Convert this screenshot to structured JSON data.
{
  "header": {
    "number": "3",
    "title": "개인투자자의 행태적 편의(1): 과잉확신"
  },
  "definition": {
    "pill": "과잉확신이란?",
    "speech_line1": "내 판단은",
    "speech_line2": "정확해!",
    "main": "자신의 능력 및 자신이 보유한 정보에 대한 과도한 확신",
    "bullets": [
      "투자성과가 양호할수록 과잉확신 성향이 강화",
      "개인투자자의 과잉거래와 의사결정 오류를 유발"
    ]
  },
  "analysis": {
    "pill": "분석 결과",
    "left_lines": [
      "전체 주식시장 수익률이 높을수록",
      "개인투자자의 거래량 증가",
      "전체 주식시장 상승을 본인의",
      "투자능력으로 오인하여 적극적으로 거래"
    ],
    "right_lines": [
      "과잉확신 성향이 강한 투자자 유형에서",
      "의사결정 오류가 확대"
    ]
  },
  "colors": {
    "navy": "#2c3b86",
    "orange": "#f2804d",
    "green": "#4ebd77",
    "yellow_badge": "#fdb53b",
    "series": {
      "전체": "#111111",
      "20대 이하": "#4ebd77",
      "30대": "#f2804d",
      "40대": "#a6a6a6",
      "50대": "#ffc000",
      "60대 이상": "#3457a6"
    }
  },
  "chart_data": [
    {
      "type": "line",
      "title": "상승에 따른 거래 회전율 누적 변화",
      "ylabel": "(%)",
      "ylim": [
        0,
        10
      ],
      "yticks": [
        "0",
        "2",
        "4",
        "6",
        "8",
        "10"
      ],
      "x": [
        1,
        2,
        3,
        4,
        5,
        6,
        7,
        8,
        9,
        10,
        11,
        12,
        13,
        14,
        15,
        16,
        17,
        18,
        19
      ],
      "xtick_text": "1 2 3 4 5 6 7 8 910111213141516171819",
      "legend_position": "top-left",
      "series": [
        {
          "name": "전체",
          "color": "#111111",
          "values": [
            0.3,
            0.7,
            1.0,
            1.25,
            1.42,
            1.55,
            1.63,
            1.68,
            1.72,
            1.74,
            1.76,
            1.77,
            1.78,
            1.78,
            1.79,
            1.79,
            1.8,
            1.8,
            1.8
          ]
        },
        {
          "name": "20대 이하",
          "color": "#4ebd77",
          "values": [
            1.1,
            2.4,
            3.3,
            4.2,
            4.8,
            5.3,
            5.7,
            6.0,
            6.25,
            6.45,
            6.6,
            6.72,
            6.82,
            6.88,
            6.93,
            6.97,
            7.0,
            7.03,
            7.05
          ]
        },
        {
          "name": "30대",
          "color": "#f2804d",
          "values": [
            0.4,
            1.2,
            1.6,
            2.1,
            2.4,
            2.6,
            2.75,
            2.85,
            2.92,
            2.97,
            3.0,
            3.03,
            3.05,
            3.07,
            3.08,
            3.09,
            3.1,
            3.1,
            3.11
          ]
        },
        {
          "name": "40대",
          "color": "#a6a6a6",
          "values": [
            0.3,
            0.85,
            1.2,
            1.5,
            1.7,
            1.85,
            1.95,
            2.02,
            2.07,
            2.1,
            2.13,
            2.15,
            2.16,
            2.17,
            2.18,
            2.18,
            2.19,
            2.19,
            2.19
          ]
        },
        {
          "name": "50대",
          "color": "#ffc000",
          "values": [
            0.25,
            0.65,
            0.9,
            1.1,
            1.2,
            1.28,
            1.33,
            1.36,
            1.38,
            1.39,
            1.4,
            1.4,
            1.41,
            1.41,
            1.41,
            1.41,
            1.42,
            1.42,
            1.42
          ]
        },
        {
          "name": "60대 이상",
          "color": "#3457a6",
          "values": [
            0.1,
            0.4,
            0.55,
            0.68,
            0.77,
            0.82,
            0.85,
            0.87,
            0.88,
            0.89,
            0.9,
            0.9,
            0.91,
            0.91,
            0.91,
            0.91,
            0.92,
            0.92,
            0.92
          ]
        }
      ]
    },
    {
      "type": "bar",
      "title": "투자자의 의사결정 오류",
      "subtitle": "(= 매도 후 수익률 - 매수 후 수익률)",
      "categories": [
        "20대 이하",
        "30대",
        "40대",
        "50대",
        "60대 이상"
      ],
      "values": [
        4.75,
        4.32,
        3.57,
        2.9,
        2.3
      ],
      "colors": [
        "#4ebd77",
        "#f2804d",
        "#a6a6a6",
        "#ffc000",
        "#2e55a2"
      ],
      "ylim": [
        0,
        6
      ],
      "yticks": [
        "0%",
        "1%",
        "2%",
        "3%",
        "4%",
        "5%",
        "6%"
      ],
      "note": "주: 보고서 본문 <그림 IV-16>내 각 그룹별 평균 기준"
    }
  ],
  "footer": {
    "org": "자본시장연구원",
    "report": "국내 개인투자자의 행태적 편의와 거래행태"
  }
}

________

- Exercise brief:
Write out every line exactly as it stands.

- Solution:
Convert this screenshot to structured JSON data.
{
  "header": {
    "number": "3",
    "title": "개인투자자의 행태적 편의(1): 과잉확신"
  },
  "definition": {
    "pill": "과잉확신이란?",
    "speech_line1": "내 판단은",
    "speech_line2": "정확해!",
    "main": "자신의 능력 및 자신이 보유한 정보에 대한 과도한 확신",
    "bullets": [
      "투자성과가 양호할수록 과잉확신 성향이 강화",
      "개인투자자의 과잉거래와 의사결정 오류를 유발"
    ]
  },
  "analysis": {
    "pill": "분석 결과",
    "left_lines": [
      "전체 주식시장 수익률이 높을수록",
      "개인투자자의 거래량 증가",
      "전체 주식시장 상승을 본인의",
      "투자능력으로 오인하여 적극적으로 거래"
    ],
    "right_lines": [
      "과잉확신 성향이 강한 투자자 유형에서",
      "의사결정 오류가 확대"
    ]
  },
  "colors": {
    "navy": "#2c3b86",
    "orange": "#f2804d",
    "green": "#4ebd77",
    "yellow_badge": "#fdb53b",
    "series": {
      "전체": "#111111",
      "20대 이하": "#4ebd77",
      "30대": "#f2804d",
      "40대": "#a6a6a6",
      "50대": "#ffc000",
      "60대 이상": "#3457a6"
    }
  },
  "chart_data": [
    {
      "type": "line",
      "title": "상승에 따른 거래 회전율 누적 변화",
      "ylabel": "(%)",
      "ylim": [
        0,
        10
      ],
      "yticks": [
        "0",
        "2",
        "4",
        "6",
        "8",
        "10"
      ],
      "x": [
        1,
        2,
        3,
        4,
        5,
        6,
        7,
        8,
        9,
        10,
        11,
        12,
        13,
        14,
        15,
        16,
        17,
        18,
        19
      ],
      "xtick_text": "1 2 3 4 5 6 7 8 910111213141516171819",
      "legend_position": "top-left",
      "series": [
        {
          "name": "전체",
          "color": "#111111",
          "values": [
            0.3,
            0.7,
            1.0,
            1.25,
            1.42,
            1.55,
            1.63,
            1.68,
            1.72,
            1.74,
            1.76,
            1.77,
            1.78,
            1.78,
            1.79,
            1.79,
            1.8,
            1.8,
            1.8
          ]
        },
        {
          "name": "20대 이하",
          "color": "#4ebd77",
          "values": [
            1.1,
            2.4,
            3.3,
            4.2,
            4.8,
            5.3,
            5.7,
            6.0,
            6.25,
            6.45,
            6.6,
            6.72,
            6.82,
            6.88,
            6.93,
            6.97,
            7.0,
            7.03,
            7.05
          ]
        },
        {
          "name": "30대",
          "color": "#f2804d",
          "values": [
            0.4,
            1.2,
            1.6,
            2.1,
            2.4,
            2.6,
            2.75,
            2.85,
            2.92,
            2.97,
            3.0,
            3.03,
            3.05,
            3.07,
            3.08,
            3.09,
            3.1,
            3.1,
            3.11
          ]
        },
        {
          "name": "40대",
          "color": "#a6a6a6",
          "values": [
            0.3,
            0.85,
            1.2,
            1.5,
            1.7,
            1.85,
            1.95,
            2.02,
            2.07,
            2.1,
            2.13,
            2.15,
            2.16,
            2.17,
            2.18,
            2.18,
            2.19,
            2.19,
            2.19
          ]
        },
        {
          "name": "50대",
          "color": "#ffc000",
          "values": [
            0.25,
            0.65,
            0.9,
            1.1,
            1.2,
            1.28,
            1.33,
            1.36,
            1.38,
            1.39,
            1.4,
            1.4,
            1.41,
            1.41,
            1.41,
            1.41,
            1.42,
            1.42,
            1.42
          ]
        },
        {
          "name": "60대 이상",
          "color": "#3457a6",
          "values": [
            0.1,
            0.4,
            0.55,
            0.68,
            0.77,
            0.82,
            0.85,
            0.87,
            0.88,
            0.89,
            0.9,
            0.9,
            0.91,
            0.91,
            0.91,
            0.91,
            0.92,
            0.92,
            0.92
          ]
        }
      ]
    },
    {
      "type": "bar",
      "title": "투자자의 의사결정 오류",
      "subtitle": "(= 매도 후 수익률 - 매수 후 수익률)",
      "categories": [
        "20대 이하",
        "30대",
        "40대",
        "50대",
        "60대 이상"
      ],
      "values": [
        4.75,
        4.32,
        3.57,
        2.9,
        2.3
      ],
      "colors": [
        "#4ebd77",
        "#f2804d",
        "#a6a6a6",
        "#ffc000",
        "#2e55a2"
      ],
      "ylim": [
        0,
        6
      ],
      "yticks": [
        "0%",
        "1%",
        "2%",
        "3%",
        "4%",
        "5%",
        "6%"
      ],
      "note": "주: 보고서 본문 <그림 IV-16>내 각 그룹별 평균 기준"
    }
  ],
  "footer": {
    "org": "자본시장연구원",
    "report": "국내 개인투자자의 행태적 편의와 거래행태"
  }
}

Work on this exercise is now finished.